§ **Set exercise**
Reproduce the material word for word; the images stay out.

§ **Records supplied**
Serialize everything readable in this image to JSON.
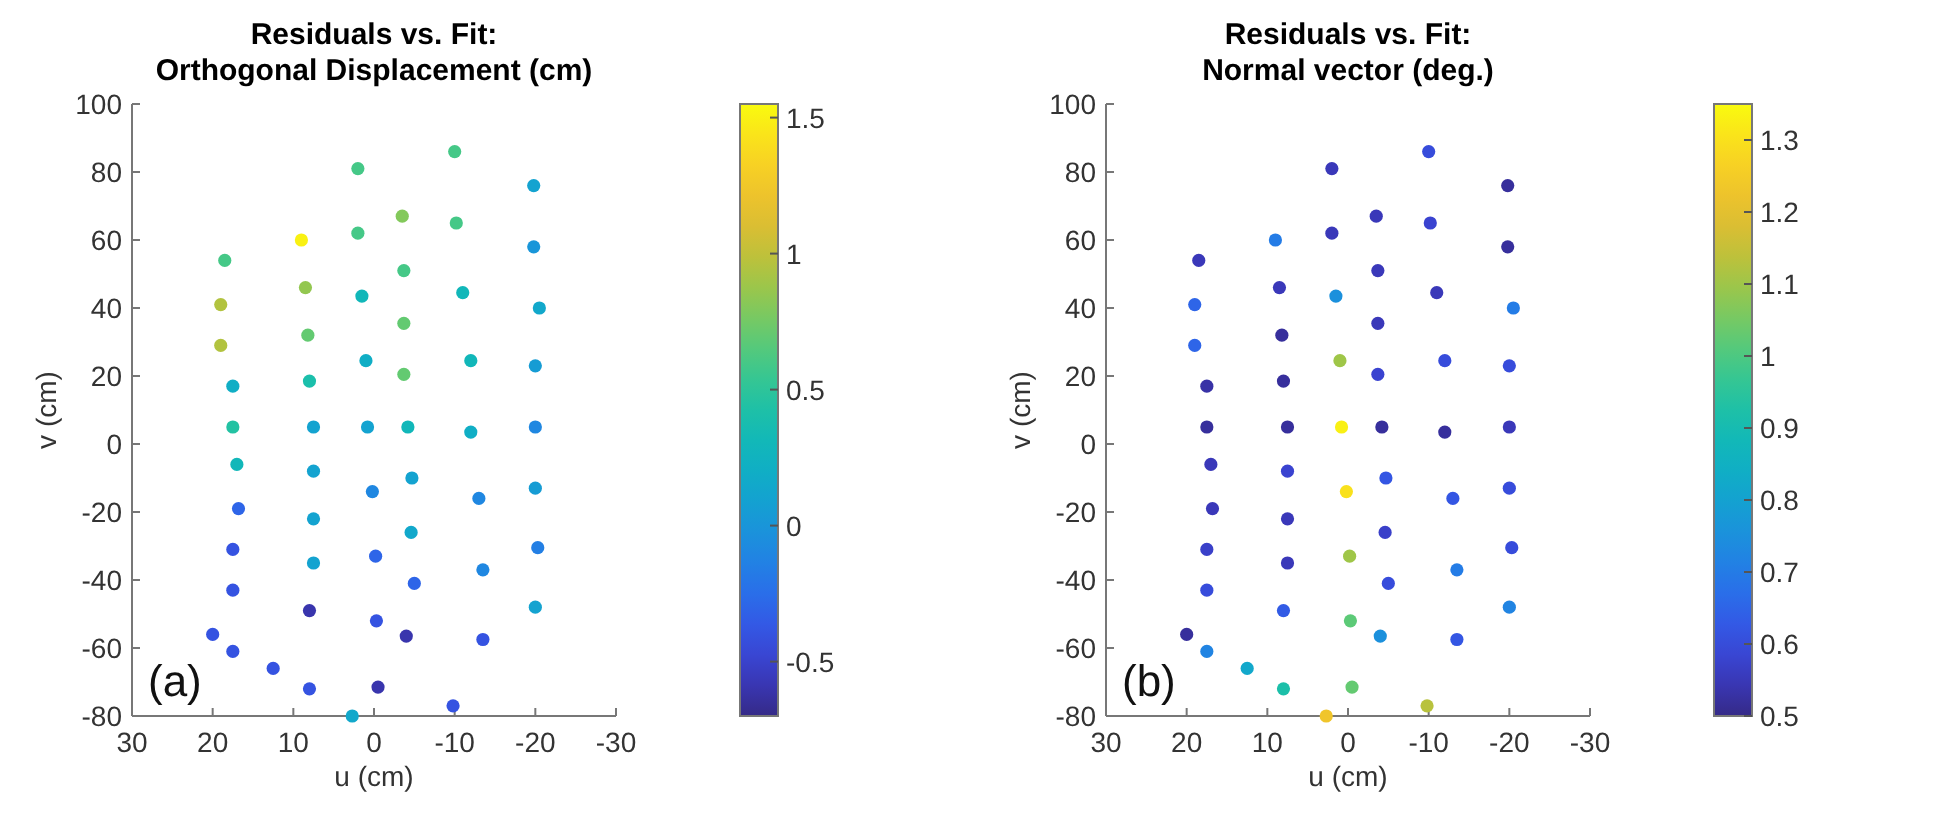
{
  "chart_data": [
    {
      "type": "scatter",
      "title": "Residuals vs. Fit:\nOrthogonal Displacement (cm)",
      "xlabel": "u (cm)",
      "ylabel": "v (cm)",
      "annotations": [
        "(a)"
      ],
      "marker": "circle",
      "xlim": [
        30,
        -30
      ],
      "xticks": [
        30,
        20,
        10,
        0,
        -10,
        -20,
        -30
      ],
      "ylim": [
        -80,
        100
      ],
      "yticks": [
        -80,
        -60,
        -40,
        -20,
        0,
        20,
        40,
        60,
        80,
        100
      ],
      "clim": [
        -0.7,
        1.55
      ],
      "cticks": [
        -0.5,
        0,
        0.5,
        1,
        1.5
      ],
      "x": [
        18.5,
        19,
        19,
        17.5,
        17.5,
        17,
        16.8,
        17.5,
        17.5,
        20,
        17.5,
        12.5,
        9,
        8.5,
        8.2,
        8,
        7.5,
        7.5,
        7.5,
        7.5,
        8,
        8,
        2,
        2,
        1.5,
        1,
        0.8,
        0.2,
        -0.2,
        -0.3,
        -0.5,
        2.7,
        -3.5,
        -3.7,
        -3.7,
        -3.7,
        -4.2,
        -4.7,
        -4.6,
        -5,
        -4,
        -10,
        -10.2,
        -11,
        -12,
        -12,
        -13,
        -13.5,
        -13.5,
        -9.8,
        -19.8,
        -19.8,
        -20.5,
        -20,
        -20,
        -20,
        -20.3,
        -20
      ],
      "values": [
        54,
        41,
        29,
        17,
        5,
        -6,
        -19,
        -31,
        -43,
        -56,
        -61,
        -66,
        60,
        46,
        32,
        18.5,
        5,
        -8,
        -22,
        -35,
        -49,
        -72,
        81,
        62,
        43.5,
        24.5,
        5,
        -14,
        -33,
        -52,
        -71.5,
        -80,
        67,
        51,
        35.5,
        20.5,
        5,
        -10,
        -26,
        -41,
        -56.5,
        86,
        65,
        44.5,
        24.5,
        3.5,
        -16,
        -37,
        -57.5,
        -77,
        76,
        58,
        40,
        23,
        5,
        -13,
        -30.5,
        -48
      ],
      "cvalues": [
        0.6,
        0.95,
        0.95,
        0.2,
        0.45,
        0.3,
        -0.3,
        -0.4,
        -0.4,
        -0.4,
        -0.4,
        -0.4,
        1.5,
        0.85,
        0.7,
        0.4,
        0.1,
        0.1,
        0.1,
        0.1,
        -0.6,
        -0.4,
        0.6,
        0.6,
        0.3,
        0.2,
        0.1,
        -0.1,
        -0.3,
        -0.4,
        -0.6,
        0.15,
        0.8,
        0.6,
        0.7,
        0.7,
        0.3,
        0.1,
        0.15,
        -0.3,
        -0.6,
        0.6,
        0.6,
        0.3,
        0.3,
        0.2,
        -0.1,
        -0.1,
        -0.4,
        -0.4,
        0.1,
        0,
        0.15,
        0.05,
        -0.1,
        0.05,
        -0.15,
        0.1
      ]
    },
    {
      "type": "scatter",
      "title": "Residuals vs. Fit:\nNormal vector (deg.)",
      "xlabel": "u (cm)",
      "ylabel": "v (cm)",
      "annotations": [
        "(b)"
      ],
      "marker": "circle",
      "xlim": [
        30,
        -30
      ],
      "xticks": [
        30,
        20,
        10,
        0,
        -10,
        -20,
        -30
      ],
      "ylim": [
        -80,
        100
      ],
      "yticks": [
        -80,
        -60,
        -40,
        -20,
        0,
        20,
        40,
        60,
        80,
        100
      ],
      "clim": [
        0.5,
        1.35
      ],
      "cticks": [
        0.5,
        0.6,
        0.7,
        0.8,
        0.9,
        1,
        1.1,
        1.2,
        1.3
      ],
      "x": [
        18.5,
        19,
        19,
        17.5,
        17.5,
        17,
        16.8,
        17.5,
        17.5,
        20,
        17.5,
        12.5,
        9,
        8.5,
        8.2,
        8,
        7.5,
        7.5,
        7.5,
        7.5,
        8,
        8,
        2,
        2,
        1.5,
        1,
        0.8,
        0.2,
        -0.2,
        -0.3,
        -0.5,
        2.7,
        -3.5,
        -3.7,
        -3.7,
        -3.7,
        -4.2,
        -4.7,
        -4.6,
        -5,
        -4,
        -10,
        -10.2,
        -11,
        -12,
        -12,
        -13,
        -13.5,
        -13.5,
        -9.8,
        -19.8,
        -19.8,
        -20.5,
        -20,
        -20,
        -20,
        -20.3,
        -20
      ],
      "values": [
        54,
        41,
        29,
        17,
        5,
        -6,
        -19,
        -31,
        -43,
        -56,
        -61,
        -66,
        60,
        46,
        32,
        18.5,
        5,
        -8,
        -22,
        -35,
        -49,
        -72,
        81,
        62,
        43.5,
        24.5,
        5,
        -14,
        -33,
        -52,
        -71.5,
        -80,
        67,
        51,
        35.5,
        20.5,
        5,
        -10,
        -26,
        -41,
        -56.5,
        86,
        65,
        44.5,
        24.5,
        3.5,
        -16,
        -37,
        -57.5,
        -77,
        76,
        58,
        40,
        23,
        5,
        -13,
        -30.5,
        -48
      ],
      "cvalues": [
        0.55,
        0.65,
        0.65,
        0.53,
        0.52,
        0.55,
        0.55,
        0.57,
        0.6,
        0.52,
        0.72,
        0.82,
        0.7,
        0.55,
        0.52,
        0.52,
        0.52,
        0.58,
        0.55,
        0.55,
        0.63,
        0.92,
        0.55,
        0.55,
        0.75,
        1.1,
        1.33,
        1.3,
        1.1,
        1.02,
        1.03,
        1.23,
        0.55,
        0.55,
        0.55,
        0.58,
        0.52,
        0.62,
        0.57,
        0.6,
        0.75,
        0.6,
        0.58,
        0.55,
        0.6,
        0.52,
        0.62,
        0.7,
        0.62,
        1.13,
        0.52,
        0.52,
        0.7,
        0.6,
        0.55,
        0.6,
        0.6,
        0.72
      ]
    }
  ]
}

§ **Solution for this exercise**
Serialize everything readable in this image to JSON.
{
  "chart_data": [
    {
      "type": "scatter",
      "title": "Residuals vs. Fit:\nOrthogonal Displacement (cm)",
      "xlabel": "u (cm)",
      "ylabel": "v (cm)",
      "annotations": [
        "(a)"
      ],
      "marker": "circle",
      "xlim": [
        30,
        -30
      ],
      "xticks": [
        30,
        20,
        10,
        0,
        -10,
        -20,
        -30
      ],
      "ylim": [
        -80,
        100
      ],
      "yticks": [
        -80,
        -60,
        -40,
        -20,
        0,
        20,
        40,
        60,
        80,
        100
      ],
      "clim": [
        -0.7,
        1.55
      ],
      "cticks": [
        -0.5,
        0,
        0.5,
        1,
        1.5
      ],
      "x": [
        18.5,
        19,
        19,
        17.5,
        17.5,
        17,
        16.8,
        17.5,
        17.5,
        20,
        17.5,
        12.5,
        9,
        8.5,
        8.2,
        8,
        7.5,
        7.5,
        7.5,
        7.5,
        8,
        8,
        2,
        2,
        1.5,
        1,
        0.8,
        0.2,
        -0.2,
        -0.3,
        -0.5,
        2.7,
        -3.5,
        -3.7,
        -3.7,
        -3.7,
        -4.2,
        -4.7,
        -4.6,
        -5,
        -4,
        -10,
        -10.2,
        -11,
        -12,
        -12,
        -13,
        -13.5,
        -13.5,
        -9.8,
        -19.8,
        -19.8,
        -20.5,
        -20,
        -20,
        -20,
        -20.3,
        -20
      ],
      "values": [
        54,
        41,
        29,
        17,
        5,
        -6,
        -19,
        -31,
        -43,
        -56,
        -61,
        -66,
        60,
        46,
        32,
        18.5,
        5,
        -8,
        -22,
        -35,
        -49,
        -72,
        81,
        62,
        43.5,
        24.5,
        5,
        -14,
        -33,
        -52,
        -71.5,
        -80,
        67,
        51,
        35.5,
        20.5,
        5,
        -10,
        -26,
        -41,
        -56.5,
        86,
        65,
        44.5,
        24.5,
        3.5,
        -16,
        -37,
        -57.5,
        -77,
        76,
        58,
        40,
        23,
        5,
        -13,
        -30.5,
        -48
      ],
      "cvalues": [
        0.6,
        0.95,
        0.95,
        0.2,
        0.45,
        0.3,
        -0.3,
        -0.4,
        -0.4,
        -0.4,
        -0.4,
        -0.4,
        1.5,
        0.85,
        0.7,
        0.4,
        0.1,
        0.1,
        0.1,
        0.1,
        -0.6,
        -0.4,
        0.6,
        0.6,
        0.3,
        0.2,
        0.1,
        -0.1,
        -0.3,
        -0.4,
        -0.6,
        0.15,
        0.8,
        0.6,
        0.7,
        0.7,
        0.3,
        0.1,
        0.15,
        -0.3,
        -0.6,
        0.6,
        0.6,
        0.3,
        0.3,
        0.2,
        -0.1,
        -0.1,
        -0.4,
        -0.4,
        0.1,
        0,
        0.15,
        0.05,
        -0.1,
        0.05,
        -0.15,
        0.1
      ]
    },
    {
      "type": "scatter",
      "title": "Residuals vs. Fit:\nNormal vector (deg.)",
      "xlabel": "u (cm)",
      "ylabel": "v (cm)",
      "annotations": [
        "(b)"
      ],
      "marker": "circle",
      "xlim": [
        30,
        -30
      ],
      "xticks": [
        30,
        20,
        10,
        0,
        -10,
        -20,
        -30
      ],
      "ylim": [
        -80,
        100
      ],
      "yticks": [
        -80,
        -60,
        -40,
        -20,
        0,
        20,
        40,
        60,
        80,
        100
      ],
      "clim": [
        0.5,
        1.35
      ],
      "cticks": [
        0.5,
        0.6,
        0.7,
        0.8,
        0.9,
        1,
        1.1,
        1.2,
        1.3
      ],
      "x": [
        18.5,
        19,
        19,
        17.5,
        17.5,
        17,
        16.8,
        17.5,
        17.5,
        20,
        17.5,
        12.5,
        9,
        8.5,
        8.2,
        8,
        7.5,
        7.5,
        7.5,
        7.5,
        8,
        8,
        2,
        2,
        1.5,
        1,
        0.8,
        0.2,
        -0.2,
        -0.3,
        -0.5,
        2.7,
        -3.5,
        -3.7,
        -3.7,
        -3.7,
        -4.2,
        -4.7,
        -4.6,
        -5,
        -4,
        -10,
        -10.2,
        -11,
        -12,
        -12,
        -13,
        -13.5,
        -13.5,
        -9.8,
        -19.8,
        -19.8,
        -20.5,
        -20,
        -20,
        -20,
        -20.3,
        -20
      ],
      "values": [
        54,
        41,
        29,
        17,
        5,
        -6,
        -19,
        -31,
        -43,
        -56,
        -61,
        -66,
        60,
        46,
        32,
        18.5,
        5,
        -8,
        -22,
        -35,
        -49,
        -72,
        81,
        62,
        43.5,
        24.5,
        5,
        -14,
        -33,
        -52,
        -71.5,
        -80,
        67,
        51,
        35.5,
        20.5,
        5,
        -10,
        -26,
        -41,
        -56.5,
        86,
        65,
        44.5,
        24.5,
        3.5,
        -16,
        -37,
        -57.5,
        -77,
        76,
        58,
        40,
        23,
        5,
        -13,
        -30.5,
        -48
      ],
      "cvalues": [
        0.55,
        0.65,
        0.65,
        0.53,
        0.52,
        0.55,
        0.55,
        0.57,
        0.6,
        0.52,
        0.72,
        0.82,
        0.7,
        0.55,
        0.52,
        0.52,
        0.52,
        0.58,
        0.55,
        0.55,
        0.63,
        0.92,
        0.55,
        0.55,
        0.75,
        1.1,
        1.33,
        1.3,
        1.1,
        1.02,
        1.03,
        1.23,
        0.55,
        0.55,
        0.55,
        0.58,
        0.52,
        0.62,
        0.57,
        0.6,
        0.75,
        0.6,
        0.58,
        0.55,
        0.6,
        0.52,
        0.62,
        0.7,
        0.62,
        1.13,
        0.52,
        0.52,
        0.7,
        0.6,
        0.55,
        0.6,
        0.6,
        0.72
      ]
    }
  ]
}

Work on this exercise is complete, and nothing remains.